• **What this task involves**: Exactly reproduce the entries, dropping any pictures from your copy.
※
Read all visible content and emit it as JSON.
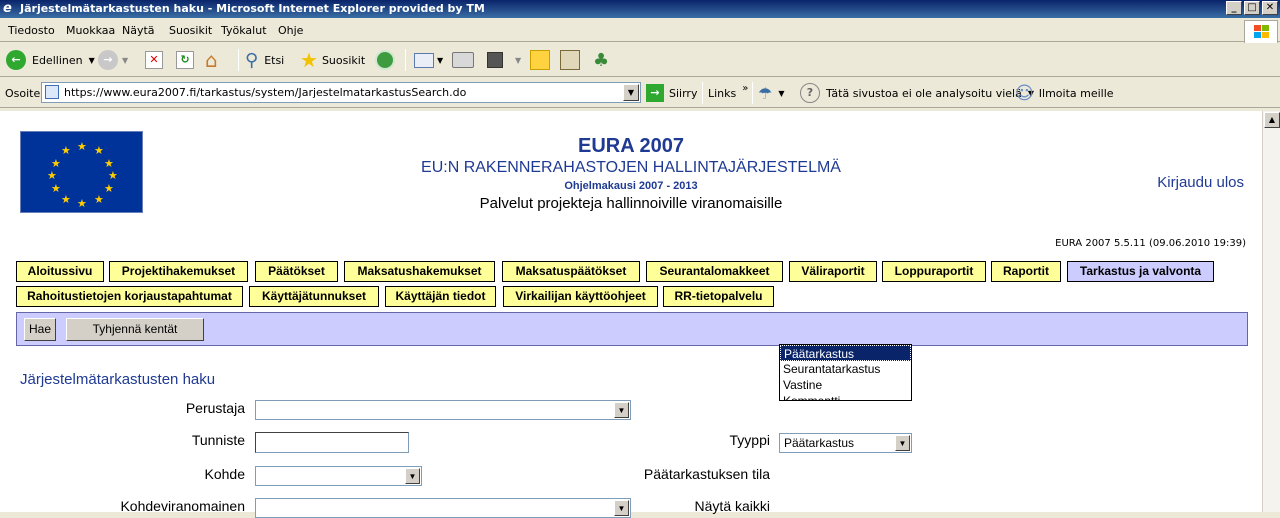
{
  "window": {
    "title": "Järjestelmätarkastusten haku - Microsoft Internet Explorer provided by TM"
  },
  "menu": [
    "Tiedosto",
    "Muokkaa",
    "Näytä",
    "Suosikit",
    "Työkalut",
    "Ohje"
  ],
  "toolbar": {
    "back_label": "Edellinen",
    "search_label": "Etsi",
    "favorites_label": "Suosikit"
  },
  "addressbar": {
    "label": "Osoite",
    "url": "https://www.eura2007.fi/tarkastus/system/JarjestelmatarkastusSearch.do",
    "go_label": "Siirry",
    "links_label": "Links",
    "analysis_text": "Tätä sivustoa ei ole analysoitu vielä",
    "report_label": "Ilmoita meille"
  },
  "header": {
    "title": "EURA 2007",
    "subtitle": "EU:N RAKENNERAHASTOJEN HALLINTAJÄRJESTELMÄ",
    "period": "Ohjelmakausi 2007 - 2013",
    "services": "Palvelut projekteja hallinnoiville viranomaisille",
    "logout": "Kirjaudu ulos",
    "version": "EURA 2007 5.5.11 (09.06.2010 19:39)"
  },
  "nav": {
    "row1": [
      "Aloitussivu",
      "Projektihakemukset",
      "Päätökset",
      "Maksatushakemukset",
      "Maksatuspäätökset",
      "Seurantalomakkeet",
      "Väliraportit",
      "Loppuraportit",
      "Raportit",
      "Tarkastus ja valvonta"
    ],
    "row2": [
      "Rahoitustietojen korjaustapahtumat",
      "Käyttäjätunnukset",
      "Käyttäjän tiedot",
      "Virkailijan käyttöohjeet",
      "RR-tietopalvelu"
    ],
    "active": "Tarkastus ja valvonta"
  },
  "actions": {
    "search": "Hae",
    "clear": "Tyhjennä kentät"
  },
  "form": {
    "title": "Järjestelmätarkastusten haku",
    "perustaja_label": "Perustaja",
    "tunniste_label": "Tunniste",
    "kohde_label": "Kohde",
    "kohdeviranomainen_label": "Kohdeviranomainen",
    "tyyppi_label": "Tyyppi",
    "tyyppi_value": "Päätarkastus",
    "paatarkastuksen_tila_label": "Päätarkastuksen tila",
    "nayta_kaikki_label": "Näytä kaikki",
    "tyyppi_options": [
      "Päätarkastus",
      "Seurantatarkastus",
      "Vastine",
      "Kommentti"
    ]
  }
}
※
• **Solution below**:
Read all visible content and emit it as JSON.
{
  "window": {
    "title": "Järjestelmätarkastusten haku - Microsoft Internet Explorer provided by TM"
  },
  "menu": [
    "Tiedosto",
    "Muokkaa",
    "Näytä",
    "Suosikit",
    "Työkalut",
    "Ohje"
  ],
  "toolbar": {
    "back_label": "Edellinen",
    "search_label": "Etsi",
    "favorites_label": "Suosikit"
  },
  "addressbar": {
    "label": "Osoite",
    "url": "https://www.eura2007.fi/tarkastus/system/JarjestelmatarkastusSearch.do",
    "go_label": "Siirry",
    "links_label": "Links",
    "analysis_text": "Tätä sivustoa ei ole analysoitu vielä",
    "report_label": "Ilmoita meille"
  },
  "header": {
    "title": "EURA 2007",
    "subtitle": "EU:N RAKENNERAHASTOJEN HALLINTAJÄRJESTELMÄ",
    "period": "Ohjelmakausi 2007 - 2013",
    "services": "Palvelut projekteja hallinnoiville viranomaisille",
    "logout": "Kirjaudu ulos",
    "version": "EURA 2007 5.5.11 (09.06.2010 19:39)"
  },
  "nav": {
    "row1": [
      "Aloitussivu",
      "Projektihakemukset",
      "Päätökset",
      "Maksatushakemukset",
      "Maksatuspäätökset",
      "Seurantalomakkeet",
      "Väliraportit",
      "Loppuraportit",
      "Raportit",
      "Tarkastus ja valvonta"
    ],
    "row2": [
      "Rahoitustietojen korjaustapahtumat",
      "Käyttäjätunnukset",
      "Käyttäjän tiedot",
      "Virkailijan käyttöohjeet",
      "RR-tietopalvelu"
    ],
    "active": "Tarkastus ja valvonta"
  },
  "actions": {
    "search": "Hae",
    "clear": "Tyhjennä kentät"
  },
  "form": {
    "title": "Järjestelmätarkastusten haku",
    "perustaja_label": "Perustaja",
    "tunniste_label": "Tunniste",
    "kohde_label": "Kohde",
    "kohdeviranomainen_label": "Kohdeviranomainen",
    "tyyppi_label": "Tyyppi",
    "tyyppi_value": "Päätarkastus",
    "paatarkastuksen_tila_label": "Päätarkastuksen tila",
    "nayta_kaikki_label": "Näytä kaikki",
    "tyyppi_options": [
      "Päätarkastus",
      "Seurantatarkastus",
      "Vastine",
      "Kommentti"
    ]
  }
}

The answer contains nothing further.